→ Given request
Will you transcribe the entries that follow, exactly and in full?
[start of Material]
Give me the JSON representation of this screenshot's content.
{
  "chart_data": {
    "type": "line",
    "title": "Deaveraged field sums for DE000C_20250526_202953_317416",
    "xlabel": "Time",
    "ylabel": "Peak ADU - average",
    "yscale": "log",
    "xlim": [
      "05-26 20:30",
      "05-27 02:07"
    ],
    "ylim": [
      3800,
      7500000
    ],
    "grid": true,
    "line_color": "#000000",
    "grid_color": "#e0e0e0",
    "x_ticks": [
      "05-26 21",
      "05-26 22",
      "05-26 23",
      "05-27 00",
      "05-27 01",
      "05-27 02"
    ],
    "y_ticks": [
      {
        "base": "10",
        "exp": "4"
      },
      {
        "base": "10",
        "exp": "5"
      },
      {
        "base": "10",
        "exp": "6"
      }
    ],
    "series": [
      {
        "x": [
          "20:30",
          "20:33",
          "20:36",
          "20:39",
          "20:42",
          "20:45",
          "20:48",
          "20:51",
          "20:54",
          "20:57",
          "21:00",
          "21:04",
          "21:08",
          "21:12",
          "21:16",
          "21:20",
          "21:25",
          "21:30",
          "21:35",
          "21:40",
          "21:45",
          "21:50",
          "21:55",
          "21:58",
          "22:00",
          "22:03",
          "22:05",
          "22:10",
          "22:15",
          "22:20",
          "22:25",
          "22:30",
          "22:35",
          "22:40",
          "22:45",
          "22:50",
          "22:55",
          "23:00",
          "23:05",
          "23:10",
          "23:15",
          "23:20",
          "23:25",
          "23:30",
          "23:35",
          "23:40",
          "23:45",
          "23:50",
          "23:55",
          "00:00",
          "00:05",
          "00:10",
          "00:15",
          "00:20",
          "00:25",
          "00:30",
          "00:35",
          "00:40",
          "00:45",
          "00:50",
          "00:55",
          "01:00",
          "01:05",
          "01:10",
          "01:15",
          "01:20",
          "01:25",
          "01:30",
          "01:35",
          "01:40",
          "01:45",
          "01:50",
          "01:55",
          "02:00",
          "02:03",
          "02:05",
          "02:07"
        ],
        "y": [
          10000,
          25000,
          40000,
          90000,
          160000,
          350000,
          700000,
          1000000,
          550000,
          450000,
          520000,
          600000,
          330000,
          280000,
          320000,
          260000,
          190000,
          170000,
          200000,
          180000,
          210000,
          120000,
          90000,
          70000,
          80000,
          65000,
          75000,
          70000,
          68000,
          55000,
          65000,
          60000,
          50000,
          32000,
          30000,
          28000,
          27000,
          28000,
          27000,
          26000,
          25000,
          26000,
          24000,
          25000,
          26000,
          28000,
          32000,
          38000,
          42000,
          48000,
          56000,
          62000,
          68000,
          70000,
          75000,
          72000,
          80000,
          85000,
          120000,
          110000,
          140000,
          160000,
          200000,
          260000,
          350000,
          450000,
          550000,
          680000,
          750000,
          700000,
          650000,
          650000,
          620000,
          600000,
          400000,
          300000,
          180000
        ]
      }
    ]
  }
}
[end of Material]
→ Exercise solution
Give me the JSON representation of this screenshot's content.
{
  "chart_data": {
    "type": "line",
    "title": "Deaveraged field sums for DE000C_20250526_202953_317416",
    "xlabel": "Time",
    "ylabel": "Peak ADU - average",
    "yscale": "log",
    "xlim": [
      "05-26 20:30",
      "05-27 02:07"
    ],
    "ylim": [
      3800,
      7500000
    ],
    "grid": true,
    "line_color": "#000000",
    "grid_color": "#e0e0e0",
    "x_ticks": [
      "05-26 21",
      "05-26 22",
      "05-26 23",
      "05-27 00",
      "05-27 01",
      "05-27 02"
    ],
    "y_ticks": [
      {
        "base": "10",
        "exp": "4"
      },
      {
        "base": "10",
        "exp": "5"
      },
      {
        "base": "10",
        "exp": "6"
      }
    ],
    "series": [
      {
        "x": [
          "20:30",
          "20:33",
          "20:36",
          "20:39",
          "20:42",
          "20:45",
          "20:48",
          "20:51",
          "20:54",
          "20:57",
          "21:00",
          "21:04",
          "21:08",
          "21:12",
          "21:16",
          "21:20",
          "21:25",
          "21:30",
          "21:35",
          "21:40",
          "21:45",
          "21:50",
          "21:55",
          "21:58",
          "22:00",
          "22:03",
          "22:05",
          "22:10",
          "22:15",
          "22:20",
          "22:25",
          "22:30",
          "22:35",
          "22:40",
          "22:45",
          "22:50",
          "22:55",
          "23:00",
          "23:05",
          "23:10",
          "23:15",
          "23:20",
          "23:25",
          "23:30",
          "23:35",
          "23:40",
          "23:45",
          "23:50",
          "23:55",
          "00:00",
          "00:05",
          "00:10",
          "00:15",
          "00:20",
          "00:25",
          "00:30",
          "00:35",
          "00:40",
          "00:45",
          "00:50",
          "00:55",
          "01:00",
          "01:05",
          "01:10",
          "01:15",
          "01:20",
          "01:25",
          "01:30",
          "01:35",
          "01:40",
          "01:45",
          "01:50",
          "01:55",
          "02:00",
          "02:03",
          "02:05",
          "02:07"
        ],
        "y": [
          10000,
          25000,
          40000,
          90000,
          160000,
          350000,
          700000,
          1000000,
          550000,
          450000,
          520000,
          600000,
          330000,
          280000,
          320000,
          260000,
          190000,
          170000,
          200000,
          180000,
          210000,
          120000,
          90000,
          70000,
          80000,
          65000,
          75000,
          70000,
          68000,
          55000,
          65000,
          60000,
          50000,
          32000,
          30000,
          28000,
          27000,
          28000,
          27000,
          26000,
          25000,
          26000,
          24000,
          25000,
          26000,
          28000,
          32000,
          38000,
          42000,
          48000,
          56000,
          62000,
          68000,
          70000,
          75000,
          72000,
          80000,
          85000,
          120000,
          110000,
          140000,
          160000,
          200000,
          260000,
          350000,
          450000,
          550000,
          680000,
          750000,
          700000,
          650000,
          650000,
          620000,
          600000,
          400000,
          300000,
          180000
        ]
      }
    ]
  }
}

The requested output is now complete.